**Aim of the exercise**
How many lines of these entries hold the string "centrifugal"? Answer with the number alone.

**Entries**
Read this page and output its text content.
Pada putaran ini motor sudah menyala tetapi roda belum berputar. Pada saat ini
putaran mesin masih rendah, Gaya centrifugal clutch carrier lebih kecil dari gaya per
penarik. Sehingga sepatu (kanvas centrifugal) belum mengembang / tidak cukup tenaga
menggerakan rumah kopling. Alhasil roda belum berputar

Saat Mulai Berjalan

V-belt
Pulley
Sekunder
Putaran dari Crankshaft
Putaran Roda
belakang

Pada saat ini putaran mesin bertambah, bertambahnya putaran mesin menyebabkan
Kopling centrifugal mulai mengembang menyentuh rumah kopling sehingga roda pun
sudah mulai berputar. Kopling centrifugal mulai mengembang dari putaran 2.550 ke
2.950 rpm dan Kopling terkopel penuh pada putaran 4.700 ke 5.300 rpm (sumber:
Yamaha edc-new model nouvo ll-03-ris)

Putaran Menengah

...

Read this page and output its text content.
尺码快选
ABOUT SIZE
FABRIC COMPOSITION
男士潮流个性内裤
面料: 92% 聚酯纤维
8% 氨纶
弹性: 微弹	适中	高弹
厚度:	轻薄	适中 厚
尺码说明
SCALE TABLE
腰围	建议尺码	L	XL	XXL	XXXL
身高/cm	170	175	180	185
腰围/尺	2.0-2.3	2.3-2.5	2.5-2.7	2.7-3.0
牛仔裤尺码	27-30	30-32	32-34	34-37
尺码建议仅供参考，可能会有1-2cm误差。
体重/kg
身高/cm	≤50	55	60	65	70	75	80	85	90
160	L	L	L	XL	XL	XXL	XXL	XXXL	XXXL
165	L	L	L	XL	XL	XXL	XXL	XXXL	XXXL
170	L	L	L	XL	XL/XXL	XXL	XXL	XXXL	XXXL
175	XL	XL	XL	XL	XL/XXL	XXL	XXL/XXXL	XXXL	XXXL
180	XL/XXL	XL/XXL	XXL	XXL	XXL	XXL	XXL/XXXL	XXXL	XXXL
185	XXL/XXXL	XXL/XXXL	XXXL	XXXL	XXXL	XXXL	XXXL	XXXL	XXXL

...

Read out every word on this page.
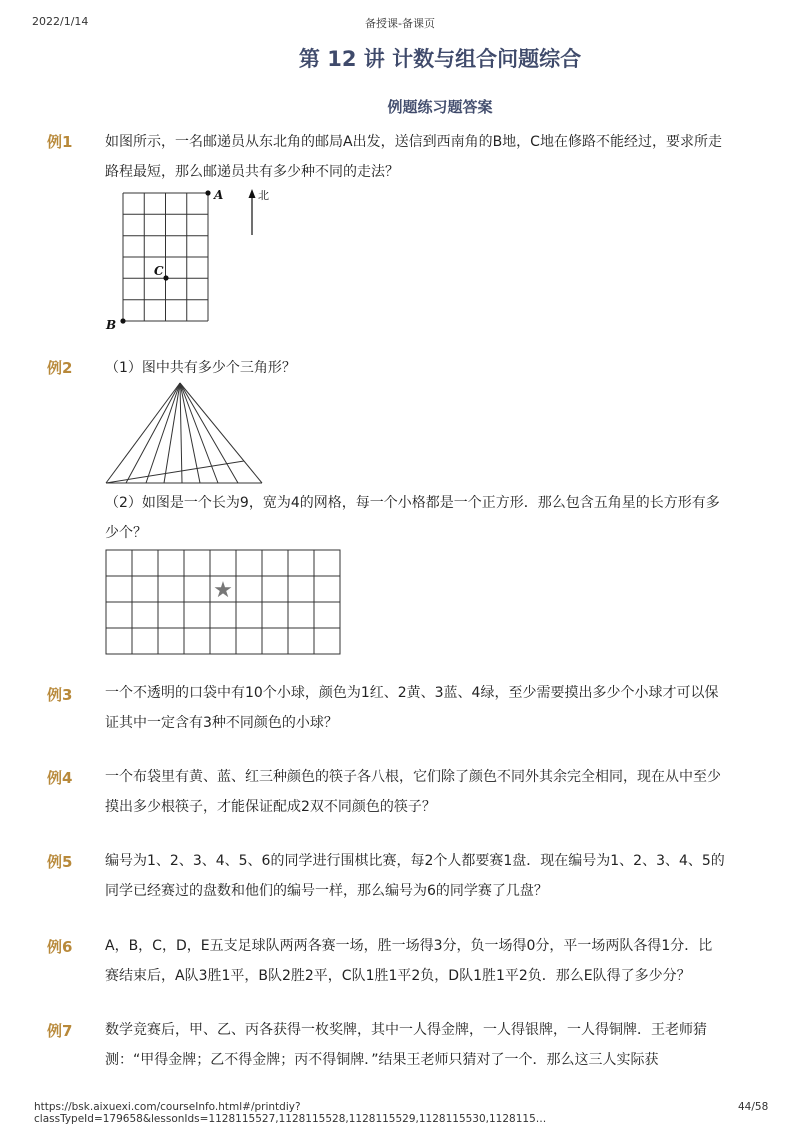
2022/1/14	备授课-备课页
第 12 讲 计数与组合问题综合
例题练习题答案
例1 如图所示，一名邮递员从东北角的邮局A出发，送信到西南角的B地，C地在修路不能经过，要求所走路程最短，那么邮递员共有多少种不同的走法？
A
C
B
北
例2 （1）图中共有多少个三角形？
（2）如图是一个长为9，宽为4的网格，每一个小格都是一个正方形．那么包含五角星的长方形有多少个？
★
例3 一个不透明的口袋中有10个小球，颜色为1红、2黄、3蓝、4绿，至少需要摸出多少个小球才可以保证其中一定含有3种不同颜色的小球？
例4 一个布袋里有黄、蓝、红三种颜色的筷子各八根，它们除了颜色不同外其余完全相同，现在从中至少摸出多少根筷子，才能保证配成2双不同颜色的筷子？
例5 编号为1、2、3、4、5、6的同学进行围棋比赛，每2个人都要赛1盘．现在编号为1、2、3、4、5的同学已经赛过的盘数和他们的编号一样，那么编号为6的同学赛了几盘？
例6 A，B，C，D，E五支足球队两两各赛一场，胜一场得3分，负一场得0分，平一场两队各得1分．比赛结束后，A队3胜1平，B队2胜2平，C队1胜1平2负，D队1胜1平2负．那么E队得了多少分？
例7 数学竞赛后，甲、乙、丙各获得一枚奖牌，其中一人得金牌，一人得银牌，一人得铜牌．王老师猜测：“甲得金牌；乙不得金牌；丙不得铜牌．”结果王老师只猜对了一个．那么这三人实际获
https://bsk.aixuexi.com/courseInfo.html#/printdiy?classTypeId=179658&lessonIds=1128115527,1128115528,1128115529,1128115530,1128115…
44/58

**Exercise result**
4